* _Directive_
Type every record exactly as it appears.

* _Stored data_
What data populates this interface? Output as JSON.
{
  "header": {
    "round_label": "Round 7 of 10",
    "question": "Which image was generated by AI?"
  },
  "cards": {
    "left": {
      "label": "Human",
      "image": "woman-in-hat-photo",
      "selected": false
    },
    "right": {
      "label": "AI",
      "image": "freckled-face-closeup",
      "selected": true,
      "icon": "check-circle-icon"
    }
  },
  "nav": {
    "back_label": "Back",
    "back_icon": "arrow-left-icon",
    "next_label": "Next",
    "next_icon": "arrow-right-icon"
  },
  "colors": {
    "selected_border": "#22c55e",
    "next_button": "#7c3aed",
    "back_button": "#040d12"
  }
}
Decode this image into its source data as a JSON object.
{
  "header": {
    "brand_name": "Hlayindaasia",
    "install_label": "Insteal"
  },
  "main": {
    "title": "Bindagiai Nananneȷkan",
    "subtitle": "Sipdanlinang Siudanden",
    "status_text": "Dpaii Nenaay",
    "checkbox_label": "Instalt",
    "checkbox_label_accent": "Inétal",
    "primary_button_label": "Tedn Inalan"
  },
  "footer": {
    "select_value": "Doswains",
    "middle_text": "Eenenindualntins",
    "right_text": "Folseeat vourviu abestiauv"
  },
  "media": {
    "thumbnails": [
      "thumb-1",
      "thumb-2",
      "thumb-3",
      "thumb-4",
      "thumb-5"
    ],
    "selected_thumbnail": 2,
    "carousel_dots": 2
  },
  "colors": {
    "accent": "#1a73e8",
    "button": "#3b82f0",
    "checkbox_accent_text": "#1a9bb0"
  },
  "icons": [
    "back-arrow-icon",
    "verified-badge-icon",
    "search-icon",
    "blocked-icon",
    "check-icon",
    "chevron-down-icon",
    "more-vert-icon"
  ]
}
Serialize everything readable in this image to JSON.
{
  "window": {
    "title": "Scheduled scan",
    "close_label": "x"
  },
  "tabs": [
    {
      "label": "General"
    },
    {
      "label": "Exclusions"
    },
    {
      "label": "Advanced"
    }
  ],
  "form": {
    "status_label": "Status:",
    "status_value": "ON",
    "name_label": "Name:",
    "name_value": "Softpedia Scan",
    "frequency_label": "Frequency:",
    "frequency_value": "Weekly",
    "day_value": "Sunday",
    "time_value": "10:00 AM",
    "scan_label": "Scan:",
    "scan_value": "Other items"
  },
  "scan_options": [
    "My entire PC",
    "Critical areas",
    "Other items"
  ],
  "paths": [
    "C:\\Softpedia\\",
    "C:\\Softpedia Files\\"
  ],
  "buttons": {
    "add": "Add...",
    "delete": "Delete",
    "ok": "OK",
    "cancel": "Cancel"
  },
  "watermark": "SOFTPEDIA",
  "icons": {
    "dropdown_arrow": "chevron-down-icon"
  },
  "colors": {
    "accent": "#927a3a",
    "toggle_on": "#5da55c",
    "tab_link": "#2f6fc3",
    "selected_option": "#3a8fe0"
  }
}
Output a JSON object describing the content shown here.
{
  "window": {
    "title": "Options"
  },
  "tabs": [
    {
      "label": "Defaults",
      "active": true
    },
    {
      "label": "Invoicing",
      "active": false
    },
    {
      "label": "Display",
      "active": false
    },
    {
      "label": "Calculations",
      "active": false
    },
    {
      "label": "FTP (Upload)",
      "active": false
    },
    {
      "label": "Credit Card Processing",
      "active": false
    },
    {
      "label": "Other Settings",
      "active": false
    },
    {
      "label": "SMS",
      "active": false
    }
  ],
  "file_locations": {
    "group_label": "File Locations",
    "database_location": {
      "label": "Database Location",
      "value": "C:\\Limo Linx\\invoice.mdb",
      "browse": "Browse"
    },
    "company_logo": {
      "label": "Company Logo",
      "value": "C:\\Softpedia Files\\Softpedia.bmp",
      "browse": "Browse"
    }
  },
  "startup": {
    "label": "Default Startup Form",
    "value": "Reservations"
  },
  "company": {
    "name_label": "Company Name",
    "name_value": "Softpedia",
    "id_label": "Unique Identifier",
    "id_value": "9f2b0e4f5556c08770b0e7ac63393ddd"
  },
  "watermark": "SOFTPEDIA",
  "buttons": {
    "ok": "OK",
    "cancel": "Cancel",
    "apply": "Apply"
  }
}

* _Exercise response_
What data populates this interface? Output as JSON.
{
  "header": {
    "round_label": "Round 7 of 10",
    "question": "Which image was generated by AI?"
  },
  "cards": {
    "left": {
      "label": "Human",
      "image": "woman-in-hat-photo",
      "selected": false
    },
    "right": {
      "label": "AI",
      "image": "freckled-face-closeup",
      "selected": true,
      "icon": "check-circle-icon"
    }
  },
  "nav": {
    "back_label": "Back",
    "back_icon": "arrow-left-icon",
    "next_label": "Next",
    "next_icon": "arrow-right-icon"
  },
  "colors": {
    "selected_border": "#22c55e",
    "next_button": "#7c3aed",
    "back_button": "#040d12"
  }
}
Decode this image into its source data as a JSON object.
{
  "header": {
    "brand_name": "Hlayindaasia",
    "install_label": "Insteal"
  },
  "main": {
    "title": "Bindagiai Nananneȷkan",
    "subtitle": "Sipdanlinang Siudanden",
    "status_text": "Dpaii Nenaay",
    "checkbox_label": "Instalt",
    "checkbox_label_accent": "Inétal",
    "primary_button_label": "Tedn Inalan"
  },
  "footer": {
    "select_value": "Doswains",
    "middle_text": "Eenenindualntins",
    "right_text": "Folseeat vourviu abestiauv"
  },
  "media": {
    "thumbnails": [
      "thumb-1",
      "thumb-2",
      "thumb-3",
      "thumb-4",
      "thumb-5"
    ],
    "selected_thumbnail": 2,
    "carousel_dots": 2
  },
  "colors": {
    "accent": "#1a73e8",
    "button": "#3b82f0",
    "checkbox_accent_text": "#1a9bb0"
  },
  "icons": [
    "back-arrow-icon",
    "verified-badge-icon",
    "search-icon",
    "blocked-icon",
    "check-icon",
    "chevron-down-icon",
    "more-vert-icon"
  ]
}
Serialize everything readable in this image to JSON.
{
  "window": {
    "title": "Scheduled scan",
    "close_label": "x"
  },
  "tabs": [
    {
      "label": "General"
    },
    {
      "label": "Exclusions"
    },
    {
      "label": "Advanced"
    }
  ],
  "form": {
    "status_label": "Status:",
    "status_value": "ON",
    "name_label": "Name:",
    "name_value": "Softpedia Scan",
    "frequency_label": "Frequency:",
    "frequency_value": "Weekly",
    "day_value": "Sunday",
    "time_value": "10:00 AM",
    "scan_label": "Scan:",
    "scan_value": "Other items"
  },
  "scan_options": [
    "My entire PC",
    "Critical areas",
    "Other items"
  ],
  "paths": [
    "C:\\Softpedia\\",
    "C:\\Softpedia Files\\"
  ],
  "buttons": {
    "add": "Add...",
    "delete": "Delete",
    "ok": "OK",
    "cancel": "Cancel"
  },
  "watermark": "SOFTPEDIA",
  "icons": {
    "dropdown_arrow": "chevron-down-icon"
  },
  "colors": {
    "accent": "#927a3a",
    "toggle_on": "#5da55c",
    "tab_link": "#2f6fc3",
    "selected_option": "#3a8fe0"
  }
}
Output a JSON object describing the content shown here.
{
  "window": {
    "title": "Options"
  },
  "tabs": [
    {
      "label": "Defaults",
      "active": true
    },
    {
      "label": "Invoicing",
      "active": false
    },
    {
      "label": "Display",
      "active": false
    },
    {
      "label": "Calculations",
      "active": false
    },
    {
      "label": "FTP (Upload)",
      "active": false
    },
    {
      "label": "Credit Card Processing",
      "active": false
    },
    {
      "label": "Other Settings",
      "active": false
    },
    {
      "label": "SMS",
      "active": false
    }
  ],
  "file_locations": {
    "group_label": "File Locations",
    "database_location": {
      "label": "Database Location",
      "value": "C:\\Limo Linx\\invoice.mdb",
      "browse": "Browse"
    },
    "company_logo": {
      "label": "Company Logo",
      "value": "C:\\Softpedia Files\\Softpedia.bmp",
      "browse": "Browse"
    }
  },
  "startup": {
    "label": "Default Startup Form",
    "value": "Reservations"
  },
  "company": {
    "name_label": "Company Name",
    "name_value": "Softpedia",
    "id_label": "Unique Identifier",
    "id_value": "9f2b0e4f5556c08770b0e7ac63393ddd"
  },
  "watermark": "SOFTPEDIA",
  "buttons": {
    "ok": "OK",
    "cancel": "Cancel",
    "apply": "Apply"
  }
}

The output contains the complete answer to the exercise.